Search the material and gather each line with "house" in it.

** start RECORDS PROVIDED **

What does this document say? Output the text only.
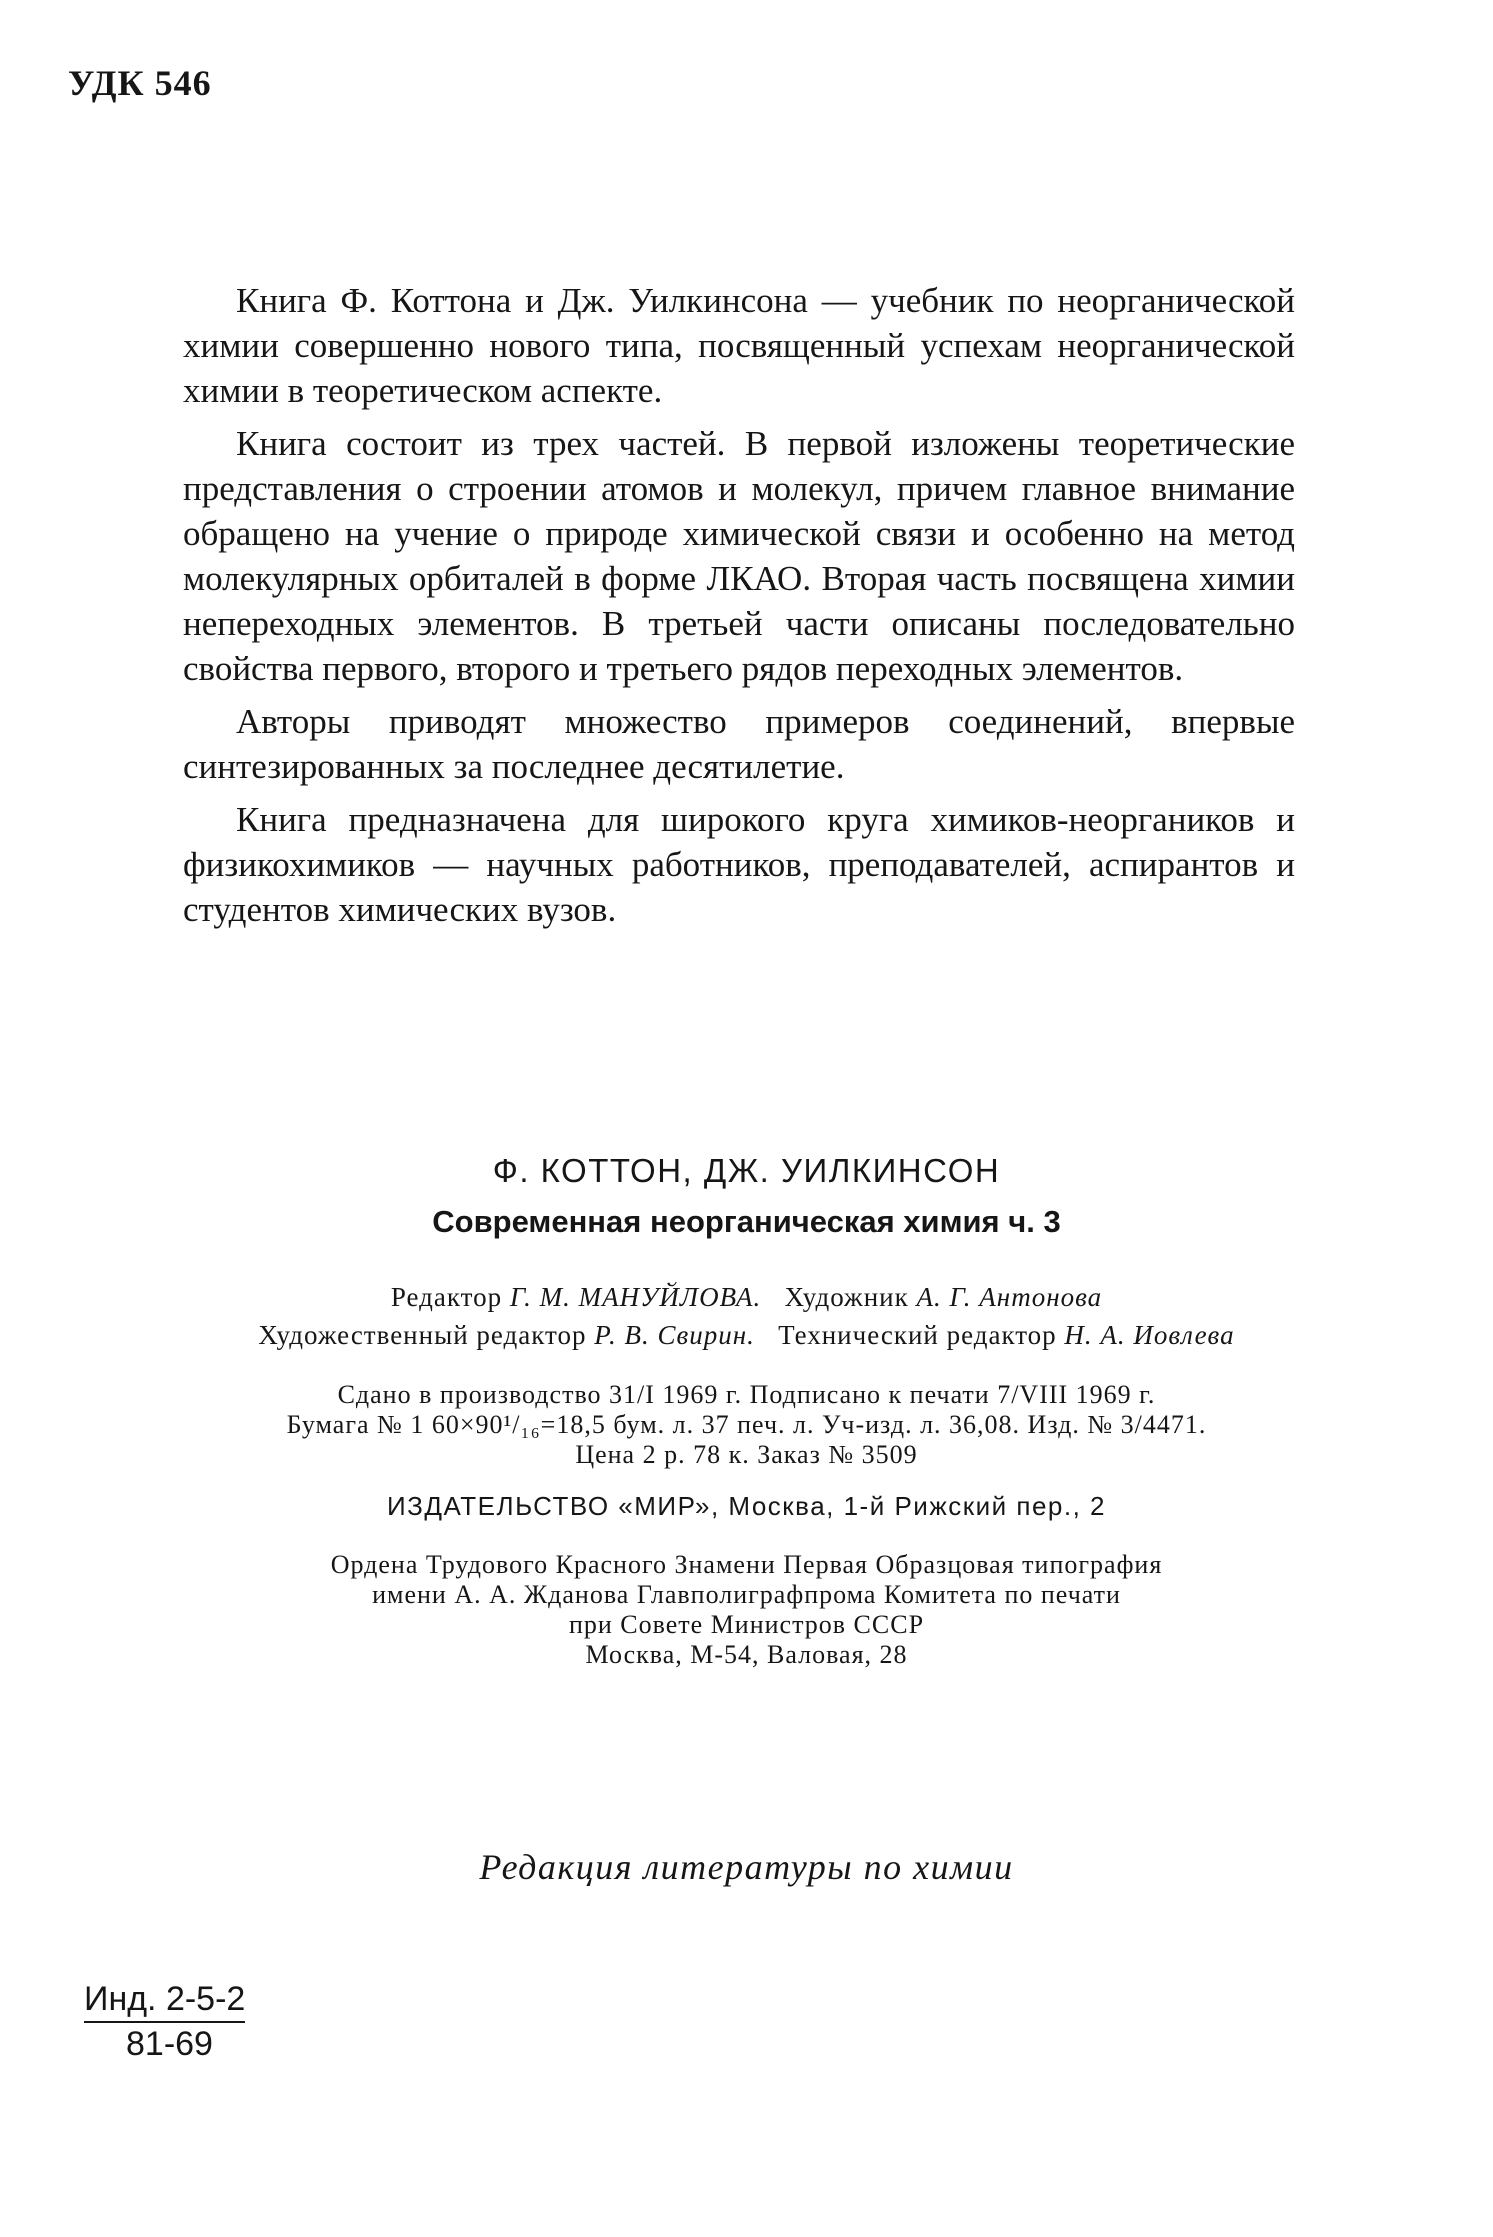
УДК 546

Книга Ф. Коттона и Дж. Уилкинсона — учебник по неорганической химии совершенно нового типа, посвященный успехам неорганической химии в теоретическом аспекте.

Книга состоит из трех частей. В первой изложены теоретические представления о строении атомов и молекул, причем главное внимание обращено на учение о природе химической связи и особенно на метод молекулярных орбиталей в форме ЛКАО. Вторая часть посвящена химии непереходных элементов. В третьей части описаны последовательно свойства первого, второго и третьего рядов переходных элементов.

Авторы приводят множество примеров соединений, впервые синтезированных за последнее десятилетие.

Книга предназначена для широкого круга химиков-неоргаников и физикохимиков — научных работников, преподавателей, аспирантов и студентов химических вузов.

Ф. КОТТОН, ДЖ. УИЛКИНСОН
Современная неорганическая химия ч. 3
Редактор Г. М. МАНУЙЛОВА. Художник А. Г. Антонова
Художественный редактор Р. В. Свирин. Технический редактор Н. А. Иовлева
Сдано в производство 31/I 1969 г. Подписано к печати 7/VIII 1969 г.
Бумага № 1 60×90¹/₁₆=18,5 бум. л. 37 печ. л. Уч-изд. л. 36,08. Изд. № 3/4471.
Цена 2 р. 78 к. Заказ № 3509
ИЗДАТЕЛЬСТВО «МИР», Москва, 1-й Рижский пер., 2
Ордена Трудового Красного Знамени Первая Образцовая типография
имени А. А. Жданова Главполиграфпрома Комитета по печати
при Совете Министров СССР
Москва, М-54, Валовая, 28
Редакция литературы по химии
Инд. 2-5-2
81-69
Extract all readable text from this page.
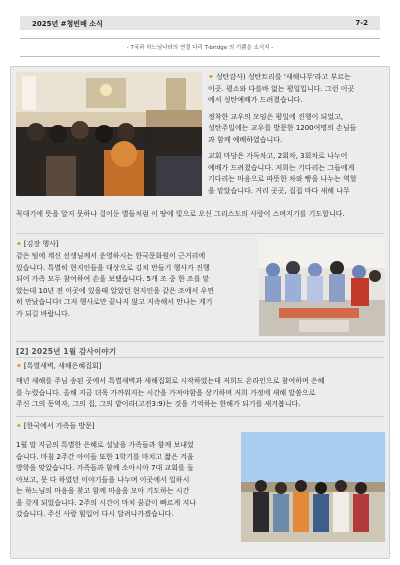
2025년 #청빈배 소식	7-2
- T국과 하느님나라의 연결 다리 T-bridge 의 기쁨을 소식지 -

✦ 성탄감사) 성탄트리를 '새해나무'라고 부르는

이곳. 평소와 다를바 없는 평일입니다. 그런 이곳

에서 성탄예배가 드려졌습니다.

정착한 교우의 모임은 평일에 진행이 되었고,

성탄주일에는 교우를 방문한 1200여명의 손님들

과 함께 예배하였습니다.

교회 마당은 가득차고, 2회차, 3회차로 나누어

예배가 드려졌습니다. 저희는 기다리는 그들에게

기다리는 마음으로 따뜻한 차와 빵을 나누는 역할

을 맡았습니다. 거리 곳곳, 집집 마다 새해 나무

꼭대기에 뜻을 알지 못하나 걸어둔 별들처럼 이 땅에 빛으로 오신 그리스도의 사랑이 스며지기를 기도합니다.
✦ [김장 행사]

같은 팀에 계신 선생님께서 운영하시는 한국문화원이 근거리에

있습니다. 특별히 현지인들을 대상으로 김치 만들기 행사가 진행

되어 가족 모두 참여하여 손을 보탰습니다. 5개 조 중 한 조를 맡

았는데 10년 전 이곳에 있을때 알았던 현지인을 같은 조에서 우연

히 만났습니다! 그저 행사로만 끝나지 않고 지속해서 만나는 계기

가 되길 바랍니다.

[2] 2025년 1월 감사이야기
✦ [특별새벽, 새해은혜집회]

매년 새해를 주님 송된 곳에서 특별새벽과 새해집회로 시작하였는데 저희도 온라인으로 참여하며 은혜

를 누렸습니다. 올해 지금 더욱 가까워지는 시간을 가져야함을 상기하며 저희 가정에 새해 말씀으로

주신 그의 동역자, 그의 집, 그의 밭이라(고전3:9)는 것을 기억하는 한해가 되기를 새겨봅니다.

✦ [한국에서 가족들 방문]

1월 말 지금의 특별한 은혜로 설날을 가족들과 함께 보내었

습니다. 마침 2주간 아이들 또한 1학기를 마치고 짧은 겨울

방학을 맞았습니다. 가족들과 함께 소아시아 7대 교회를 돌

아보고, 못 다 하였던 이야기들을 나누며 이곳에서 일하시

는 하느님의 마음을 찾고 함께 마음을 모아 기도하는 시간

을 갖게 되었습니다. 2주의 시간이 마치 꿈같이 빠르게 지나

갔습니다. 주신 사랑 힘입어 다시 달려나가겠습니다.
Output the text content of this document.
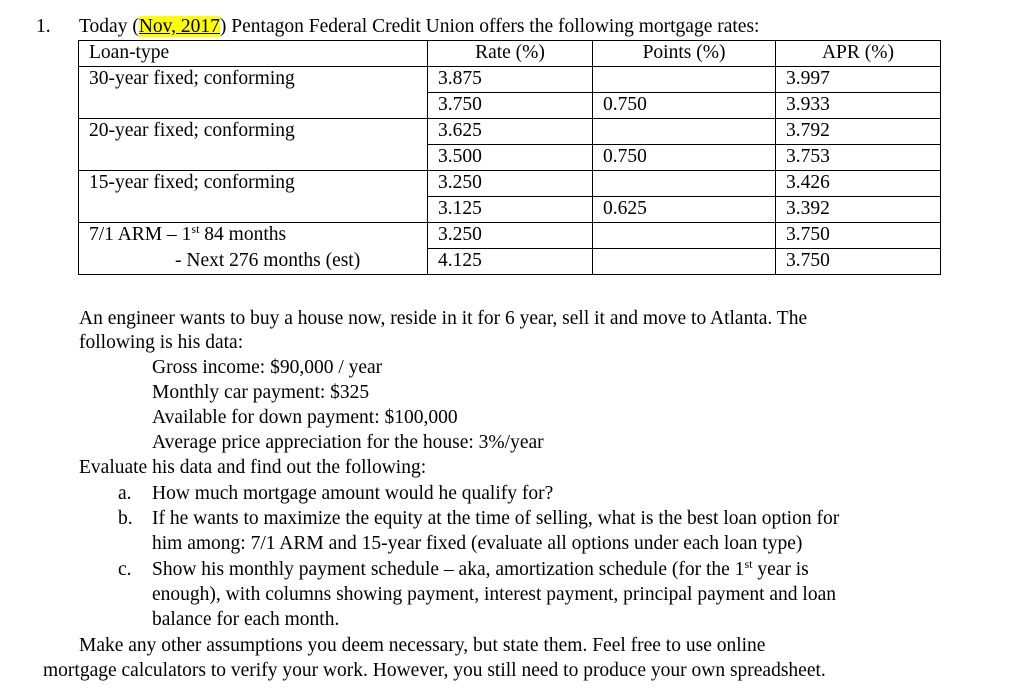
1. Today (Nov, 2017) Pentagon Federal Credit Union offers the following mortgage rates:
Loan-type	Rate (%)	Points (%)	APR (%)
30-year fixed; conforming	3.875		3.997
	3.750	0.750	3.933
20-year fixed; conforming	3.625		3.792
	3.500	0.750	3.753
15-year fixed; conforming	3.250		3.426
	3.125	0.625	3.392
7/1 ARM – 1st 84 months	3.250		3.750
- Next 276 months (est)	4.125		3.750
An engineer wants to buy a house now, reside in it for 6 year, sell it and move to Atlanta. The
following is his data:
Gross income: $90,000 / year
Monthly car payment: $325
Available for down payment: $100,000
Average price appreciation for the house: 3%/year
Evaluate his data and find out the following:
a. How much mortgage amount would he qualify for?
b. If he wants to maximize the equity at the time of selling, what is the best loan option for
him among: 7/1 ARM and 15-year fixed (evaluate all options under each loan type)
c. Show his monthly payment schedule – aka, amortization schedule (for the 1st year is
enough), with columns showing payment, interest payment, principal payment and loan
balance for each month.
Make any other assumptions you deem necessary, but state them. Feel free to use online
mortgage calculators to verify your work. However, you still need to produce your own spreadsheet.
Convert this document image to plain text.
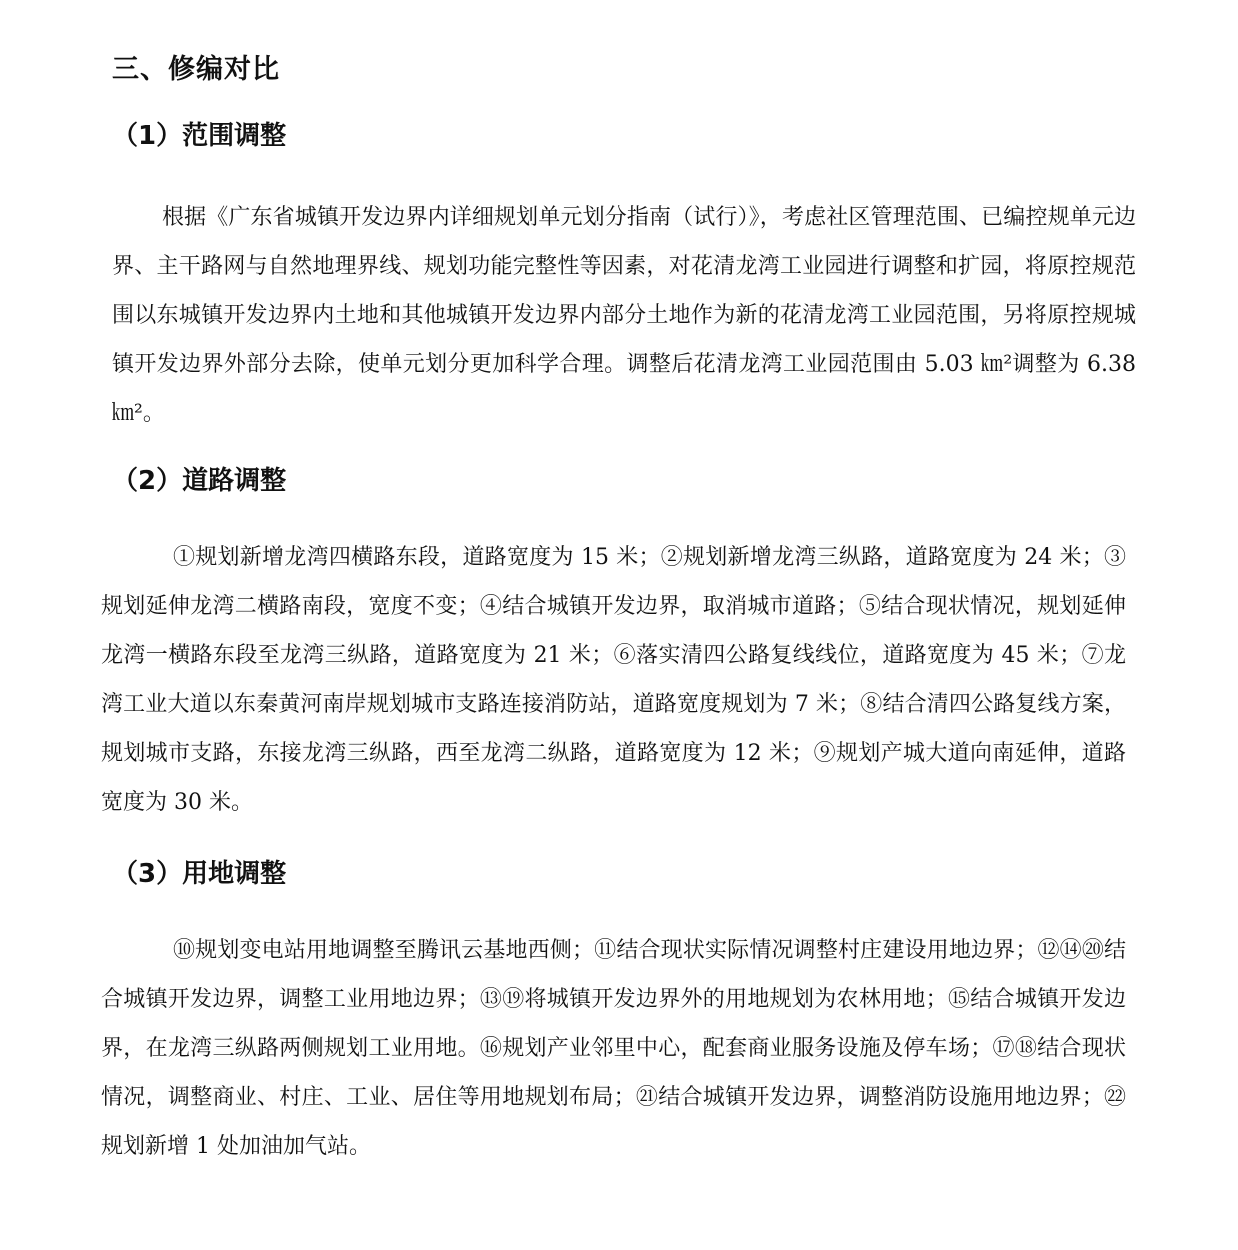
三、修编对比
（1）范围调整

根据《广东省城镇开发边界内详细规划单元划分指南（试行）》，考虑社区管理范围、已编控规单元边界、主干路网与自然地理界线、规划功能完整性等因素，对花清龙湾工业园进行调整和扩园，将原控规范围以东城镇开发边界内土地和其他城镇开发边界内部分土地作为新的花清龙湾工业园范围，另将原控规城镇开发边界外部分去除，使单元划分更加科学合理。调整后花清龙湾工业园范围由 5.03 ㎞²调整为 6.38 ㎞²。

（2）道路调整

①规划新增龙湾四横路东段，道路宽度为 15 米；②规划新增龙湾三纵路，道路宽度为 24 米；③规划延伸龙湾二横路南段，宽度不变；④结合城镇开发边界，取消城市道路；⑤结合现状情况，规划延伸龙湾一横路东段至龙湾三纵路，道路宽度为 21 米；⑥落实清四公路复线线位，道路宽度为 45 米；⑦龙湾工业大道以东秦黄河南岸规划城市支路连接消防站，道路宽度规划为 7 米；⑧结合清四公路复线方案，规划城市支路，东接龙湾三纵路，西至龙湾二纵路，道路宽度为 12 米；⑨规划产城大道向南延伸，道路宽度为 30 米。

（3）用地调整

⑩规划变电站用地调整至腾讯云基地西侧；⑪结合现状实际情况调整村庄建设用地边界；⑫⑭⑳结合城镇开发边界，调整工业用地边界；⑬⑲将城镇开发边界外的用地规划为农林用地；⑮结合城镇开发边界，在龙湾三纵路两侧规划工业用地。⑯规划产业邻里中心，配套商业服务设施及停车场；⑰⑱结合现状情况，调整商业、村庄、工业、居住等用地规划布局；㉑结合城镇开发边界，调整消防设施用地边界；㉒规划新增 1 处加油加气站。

** end RECORDS PROVIDED **

— TASK RESPONSE —
An engineer wants to buy a house now, reside in it for 6 year, sell it and move to Atlanta. The
Average price appreciation for the house: 3%/year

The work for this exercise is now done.